DESCRIPTION OF THE TASK
Write down every entry below once more, exactly.

EXTRACTED ENTRIES

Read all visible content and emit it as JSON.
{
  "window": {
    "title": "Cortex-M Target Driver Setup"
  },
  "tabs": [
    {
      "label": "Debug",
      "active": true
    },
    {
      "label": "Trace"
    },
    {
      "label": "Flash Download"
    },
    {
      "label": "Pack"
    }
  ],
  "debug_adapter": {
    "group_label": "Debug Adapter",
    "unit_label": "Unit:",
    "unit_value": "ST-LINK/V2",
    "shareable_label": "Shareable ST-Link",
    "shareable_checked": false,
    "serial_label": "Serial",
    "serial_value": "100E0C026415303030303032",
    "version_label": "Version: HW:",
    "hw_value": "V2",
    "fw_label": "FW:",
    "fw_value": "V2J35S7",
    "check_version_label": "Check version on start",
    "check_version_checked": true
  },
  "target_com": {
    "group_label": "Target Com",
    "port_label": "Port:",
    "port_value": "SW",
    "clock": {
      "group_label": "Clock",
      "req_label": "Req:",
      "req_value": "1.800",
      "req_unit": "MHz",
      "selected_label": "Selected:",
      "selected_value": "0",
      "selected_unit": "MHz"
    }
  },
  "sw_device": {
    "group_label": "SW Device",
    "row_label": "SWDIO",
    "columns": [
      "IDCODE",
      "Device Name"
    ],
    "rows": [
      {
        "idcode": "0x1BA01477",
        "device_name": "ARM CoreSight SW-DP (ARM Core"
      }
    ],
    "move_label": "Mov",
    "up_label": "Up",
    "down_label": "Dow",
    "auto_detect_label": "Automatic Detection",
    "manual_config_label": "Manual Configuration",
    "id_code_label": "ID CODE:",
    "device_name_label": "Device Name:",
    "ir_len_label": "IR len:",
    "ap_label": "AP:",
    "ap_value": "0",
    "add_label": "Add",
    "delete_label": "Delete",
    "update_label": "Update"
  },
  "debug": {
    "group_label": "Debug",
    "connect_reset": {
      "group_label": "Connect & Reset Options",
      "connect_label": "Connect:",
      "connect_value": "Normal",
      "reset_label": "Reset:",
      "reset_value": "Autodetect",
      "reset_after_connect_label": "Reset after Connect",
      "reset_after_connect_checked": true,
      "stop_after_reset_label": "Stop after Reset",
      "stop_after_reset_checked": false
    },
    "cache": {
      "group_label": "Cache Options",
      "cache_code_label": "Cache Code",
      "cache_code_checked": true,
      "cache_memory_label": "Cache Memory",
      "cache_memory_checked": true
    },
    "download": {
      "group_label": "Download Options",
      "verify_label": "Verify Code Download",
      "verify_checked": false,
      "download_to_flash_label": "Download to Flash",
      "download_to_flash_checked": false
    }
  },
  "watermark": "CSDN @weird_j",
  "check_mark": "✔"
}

WRITTEN SOLUTION
Read all visible content and emit it as JSON.
{
  "window": {
    "title": "Cortex-M Target Driver Setup"
  },
  "tabs": [
    {
      "label": "Debug",
      "active": true
    },
    {
      "label": "Trace"
    },
    {
      "label": "Flash Download"
    },
    {
      "label": "Pack"
    }
  ],
  "debug_adapter": {
    "group_label": "Debug Adapter",
    "unit_label": "Unit:",
    "unit_value": "ST-LINK/V2",
    "shareable_label": "Shareable ST-Link",
    "shareable_checked": false,
    "serial_label": "Serial",
    "serial_value": "100E0C026415303030303032",
    "version_label": "Version: HW:",
    "hw_value": "V2",
    "fw_label": "FW:",
    "fw_value": "V2J35S7",
    "check_version_label": "Check version on start",
    "check_version_checked": true
  },
  "target_com": {
    "group_label": "Target Com",
    "port_label": "Port:",
    "port_value": "SW",
    "clock": {
      "group_label": "Clock",
      "req_label": "Req:",
      "req_value": "1.800",
      "req_unit": "MHz",
      "selected_label": "Selected:",
      "selected_value": "0",
      "selected_unit": "MHz"
    }
  },
  "sw_device": {
    "group_label": "SW Device",
    "row_label": "SWDIO",
    "columns": [
      "IDCODE",
      "Device Name"
    ],
    "rows": [
      {
        "idcode": "0x1BA01477",
        "device_name": "ARM CoreSight SW-DP (ARM Core"
      }
    ],
    "move_label": "Mov",
    "up_label": "Up",
    "down_label": "Dow",
    "auto_detect_label": "Automatic Detection",
    "manual_config_label": "Manual Configuration",
    "id_code_label": "ID CODE:",
    "device_name_label": "Device Name:",
    "ir_len_label": "IR len:",
    "ap_label": "AP:",
    "ap_value": "0",
    "add_label": "Add",
    "delete_label": "Delete",
    "update_label": "Update"
  },
  "debug": {
    "group_label": "Debug",
    "connect_reset": {
      "group_label": "Connect & Reset Options",
      "connect_label": "Connect:",
      "connect_value": "Normal",
      "reset_label": "Reset:",
      "reset_value": "Autodetect",
      "reset_after_connect_label": "Reset after Connect",
      "reset_after_connect_checked": true,
      "stop_after_reset_label": "Stop after Reset",
      "stop_after_reset_checked": false
    },
    "cache": {
      "group_label": "Cache Options",
      "cache_code_label": "Cache Code",
      "cache_code_checked": true,
      "cache_memory_label": "Cache Memory",
      "cache_memory_checked": true
    },
    "download": {
      "group_label": "Download Options",
      "verify_label": "Verify Code Download",
      "verify_checked": false,
      "download_to_flash_label": "Download to Flash",
      "download_to_flash_checked": false
    }
  },
  "watermark": "CSDN @weird_j",
  "check_mark": "✔"
}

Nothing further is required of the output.